Provided material:
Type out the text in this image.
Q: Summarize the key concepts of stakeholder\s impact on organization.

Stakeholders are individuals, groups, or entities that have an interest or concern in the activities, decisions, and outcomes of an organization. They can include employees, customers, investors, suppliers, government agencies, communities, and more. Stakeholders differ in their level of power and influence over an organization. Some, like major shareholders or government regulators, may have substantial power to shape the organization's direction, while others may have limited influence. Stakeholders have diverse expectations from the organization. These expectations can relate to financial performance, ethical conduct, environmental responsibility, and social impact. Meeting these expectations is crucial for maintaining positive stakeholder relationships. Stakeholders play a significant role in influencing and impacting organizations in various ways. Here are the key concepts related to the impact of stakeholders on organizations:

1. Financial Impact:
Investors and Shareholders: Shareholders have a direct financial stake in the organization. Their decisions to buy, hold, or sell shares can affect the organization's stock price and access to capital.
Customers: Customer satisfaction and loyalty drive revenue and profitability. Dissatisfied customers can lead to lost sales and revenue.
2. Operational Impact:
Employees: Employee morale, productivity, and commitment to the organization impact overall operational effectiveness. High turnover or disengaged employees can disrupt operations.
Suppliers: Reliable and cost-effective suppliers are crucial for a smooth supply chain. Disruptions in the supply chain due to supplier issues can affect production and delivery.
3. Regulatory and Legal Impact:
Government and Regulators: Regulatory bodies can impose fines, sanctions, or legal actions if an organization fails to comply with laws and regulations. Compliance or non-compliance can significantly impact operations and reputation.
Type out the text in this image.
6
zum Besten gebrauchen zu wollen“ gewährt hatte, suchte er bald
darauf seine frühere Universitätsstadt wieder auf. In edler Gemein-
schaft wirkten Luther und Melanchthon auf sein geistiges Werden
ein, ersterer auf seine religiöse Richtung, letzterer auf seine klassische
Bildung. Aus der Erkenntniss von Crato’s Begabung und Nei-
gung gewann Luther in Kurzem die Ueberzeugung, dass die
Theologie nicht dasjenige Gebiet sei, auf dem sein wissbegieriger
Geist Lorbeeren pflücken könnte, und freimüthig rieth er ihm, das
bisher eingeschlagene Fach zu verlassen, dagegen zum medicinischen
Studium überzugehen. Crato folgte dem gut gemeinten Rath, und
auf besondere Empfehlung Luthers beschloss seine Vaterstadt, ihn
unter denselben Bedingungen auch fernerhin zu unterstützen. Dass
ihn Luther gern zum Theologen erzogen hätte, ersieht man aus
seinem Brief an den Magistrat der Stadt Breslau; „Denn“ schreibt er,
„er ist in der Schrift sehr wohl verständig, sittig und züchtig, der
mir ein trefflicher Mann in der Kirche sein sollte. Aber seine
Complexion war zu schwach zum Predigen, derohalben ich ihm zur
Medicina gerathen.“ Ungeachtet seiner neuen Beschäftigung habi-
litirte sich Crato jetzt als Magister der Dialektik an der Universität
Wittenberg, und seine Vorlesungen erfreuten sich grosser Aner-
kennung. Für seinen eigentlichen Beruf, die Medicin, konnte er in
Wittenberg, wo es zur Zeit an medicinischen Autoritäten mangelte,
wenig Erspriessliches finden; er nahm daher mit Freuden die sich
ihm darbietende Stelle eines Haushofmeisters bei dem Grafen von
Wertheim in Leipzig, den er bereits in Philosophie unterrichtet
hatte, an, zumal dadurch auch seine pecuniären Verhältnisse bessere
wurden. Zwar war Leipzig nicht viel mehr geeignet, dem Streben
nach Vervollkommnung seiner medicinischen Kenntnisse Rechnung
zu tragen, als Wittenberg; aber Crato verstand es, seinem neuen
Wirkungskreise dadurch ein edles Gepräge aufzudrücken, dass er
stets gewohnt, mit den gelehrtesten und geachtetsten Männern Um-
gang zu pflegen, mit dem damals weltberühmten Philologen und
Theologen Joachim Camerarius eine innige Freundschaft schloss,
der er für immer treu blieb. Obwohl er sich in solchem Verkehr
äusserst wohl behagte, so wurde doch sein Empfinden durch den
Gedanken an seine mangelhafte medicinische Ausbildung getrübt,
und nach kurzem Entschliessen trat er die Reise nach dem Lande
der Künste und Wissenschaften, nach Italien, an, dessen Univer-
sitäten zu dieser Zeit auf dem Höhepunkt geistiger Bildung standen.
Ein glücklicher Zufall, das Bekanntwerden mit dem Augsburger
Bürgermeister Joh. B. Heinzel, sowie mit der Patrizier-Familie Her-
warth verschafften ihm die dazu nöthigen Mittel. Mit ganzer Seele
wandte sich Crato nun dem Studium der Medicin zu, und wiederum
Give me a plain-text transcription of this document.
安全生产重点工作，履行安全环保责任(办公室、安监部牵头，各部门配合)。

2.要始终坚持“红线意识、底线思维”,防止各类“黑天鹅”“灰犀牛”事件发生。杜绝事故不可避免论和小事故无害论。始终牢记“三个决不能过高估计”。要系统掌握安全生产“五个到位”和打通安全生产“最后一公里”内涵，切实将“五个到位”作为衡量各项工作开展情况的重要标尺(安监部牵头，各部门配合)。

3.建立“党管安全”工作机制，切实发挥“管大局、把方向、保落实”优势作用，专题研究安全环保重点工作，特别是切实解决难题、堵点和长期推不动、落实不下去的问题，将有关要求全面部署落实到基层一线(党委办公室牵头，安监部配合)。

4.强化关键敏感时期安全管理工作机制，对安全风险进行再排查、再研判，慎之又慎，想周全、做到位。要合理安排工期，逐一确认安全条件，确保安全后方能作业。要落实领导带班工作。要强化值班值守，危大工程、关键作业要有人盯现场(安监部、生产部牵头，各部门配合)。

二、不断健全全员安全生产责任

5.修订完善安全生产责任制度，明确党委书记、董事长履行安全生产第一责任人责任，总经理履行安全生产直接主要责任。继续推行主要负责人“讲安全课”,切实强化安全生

What to do: Return all the data above once more, precisely as given.

Result of the exercise:
Type out the text in this image.
Q: Summarize the key concepts of stakeholder\s impact on organization.

Stakeholders are individuals, groups, or entities that have an interest or concern in the activities, decisions, and outcomes of an organization. They can include employees, customers, investors, suppliers, government agencies, communities, and more. Stakeholders differ in their level of power and influence over an organization. Some, like major shareholders or government regulators, may have substantial power to shape the organization's direction, while others may have limited influence. Stakeholders have diverse expectations from the organization. These expectations can relate to financial performance, ethical conduct, environmental responsibility, and social impact. Meeting these expectations is crucial for maintaining positive stakeholder relationships. Stakeholders play a significant role in influencing and impacting organizations in various ways. Here are the key concepts related to the impact of stakeholders on organizations:

1. Financial Impact:
Investors and Shareholders: Shareholders have a direct financial stake in the organization. Their decisions to buy, hold, or sell shares can affect the organization's stock price and access to capital.
Customers: Customer satisfaction and loyalty drive revenue and profitability. Dissatisfied customers can lead to lost sales and revenue.
2. Operational Impact:
Employees: Employee morale, productivity, and commitment to the organization impact overall operational effectiveness. High turnover or disengaged employees can disrupt operations.
Suppliers: Reliable and cost-effective suppliers are crucial for a smooth supply chain. Disruptions in the supply chain due to supplier issues can affect production and delivery.
3. Regulatory and Legal Impact:
Government and Regulators: Regulatory bodies can impose fines, sanctions, or legal actions if an organization fails to comply with laws and regulations. Compliance or non-compliance can significantly impact operations and reputation.
Type out the text in this image.
6
zum Besten gebrauchen zu wollen“ gewährt hatte, suchte er bald
darauf seine frühere Universitätsstadt wieder auf. In edler Gemein-
schaft wirkten Luther und Melanchthon auf sein geistiges Werden
ein, ersterer auf seine religiöse Richtung, letzterer auf seine klassische
Bildung. Aus der Erkenntniss von Crato’s Begabung und Nei-
gung gewann Luther in Kurzem die Ueberzeugung, dass die
Theologie nicht dasjenige Gebiet sei, auf dem sein wissbegieriger
Geist Lorbeeren pflücken könnte, und freimüthig rieth er ihm, das
bisher eingeschlagene Fach zu verlassen, dagegen zum medicinischen
Studium überzugehen. Crato folgte dem gut gemeinten Rath, und
auf besondere Empfehlung Luthers beschloss seine Vaterstadt, ihn
unter denselben Bedingungen auch fernerhin zu unterstützen. Dass
ihn Luther gern zum Theologen erzogen hätte, ersieht man aus
seinem Brief an den Magistrat der Stadt Breslau; „Denn“ schreibt er,
„er ist in der Schrift sehr wohl verständig, sittig und züchtig, der
mir ein trefflicher Mann in der Kirche sein sollte. Aber seine
Complexion war zu schwach zum Predigen, derohalben ich ihm zur
Medicina gerathen.“ Ungeachtet seiner neuen Beschäftigung habi-
litirte sich Crato jetzt als Magister der Dialektik an der Universität
Wittenberg, und seine Vorlesungen erfreuten sich grosser Aner-
kennung. Für seinen eigentlichen Beruf, die Medicin, konnte er in
Wittenberg, wo es zur Zeit an medicinischen Autoritäten mangelte,
wenig Erspriessliches finden; er nahm daher mit Freuden die sich
ihm darbietende Stelle eines Haushofmeisters bei dem Grafen von
Wertheim in Leipzig, den er bereits in Philosophie unterrichtet
hatte, an, zumal dadurch auch seine pecuniären Verhältnisse bessere
wurden. Zwar war Leipzig nicht viel mehr geeignet, dem Streben
nach Vervollkommnung seiner medicinischen Kenntnisse Rechnung
zu tragen, als Wittenberg; aber Crato verstand es, seinem neuen
Wirkungskreise dadurch ein edles Gepräge aufzudrücken, dass er
stets gewohnt, mit den gelehrtesten und geachtetsten Männern Um-
gang zu pflegen, mit dem damals weltberühmten Philologen und
Theologen Joachim Camerarius eine innige Freundschaft schloss,
der er für immer treu blieb. Obwohl er sich in solchem Verkehr
äusserst wohl behagte, so wurde doch sein Empfinden durch den
Gedanken an seine mangelhafte medicinische Ausbildung getrübt,
und nach kurzem Entschliessen trat er die Reise nach dem Lande
der Künste und Wissenschaften, nach Italien, an, dessen Univer-
sitäten zu dieser Zeit auf dem Höhepunkt geistiger Bildung standen.
Ein glücklicher Zufall, das Bekanntwerden mit dem Augsburger
Bürgermeister Joh. B. Heinzel, sowie mit der Patrizier-Familie Her-
warth verschafften ihm die dazu nöthigen Mittel. Mit ganzer Seele
wandte sich Crato nun dem Studium der Medicin zu, und wiederum
Give me a plain-text transcription of this document.
安全生产重点工作，履行安全环保责任(办公室、安监部牵头，各部门配合)。

2.要始终坚持“红线意识、底线思维”,防止各类“黑天鹅”“灰犀牛”事件发生。杜绝事故不可避免论和小事故无害论。始终牢记“三个决不能过高估计”。要系统掌握安全生产“五个到位”和打通安全生产“最后一公里”内涵，切实将“五个到位”作为衡量各项工作开展情况的重要标尺(安监部牵头，各部门配合)。

3.建立“党管安全”工作机制，切实发挥“管大局、把方向、保落实”优势作用，专题研究安全环保重点工作，特别是切实解决难题、堵点和长期推不动、落实不下去的问题，将有关要求全面部署落实到基层一线(党委办公室牵头，安监部配合)。

4.强化关键敏感时期安全管理工作机制，对安全风险进行再排查、再研判，慎之又慎，想周全、做到位。要合理安排工期，逐一确认安全条件，确保安全后方能作业。要落实领导带班工作。要强化值班值守，危大工程、关键作业要有人盯现场(安监部、生产部牵头，各部门配合)。

二、不断健全全员安全生产责任

5.修订完善安全生产责任制度，明确党委书记、董事长履行安全生产第一责任人责任，总经理履行安全生产直接主要责任。继续推行主要负责人“讲安全课”,切实强化安全生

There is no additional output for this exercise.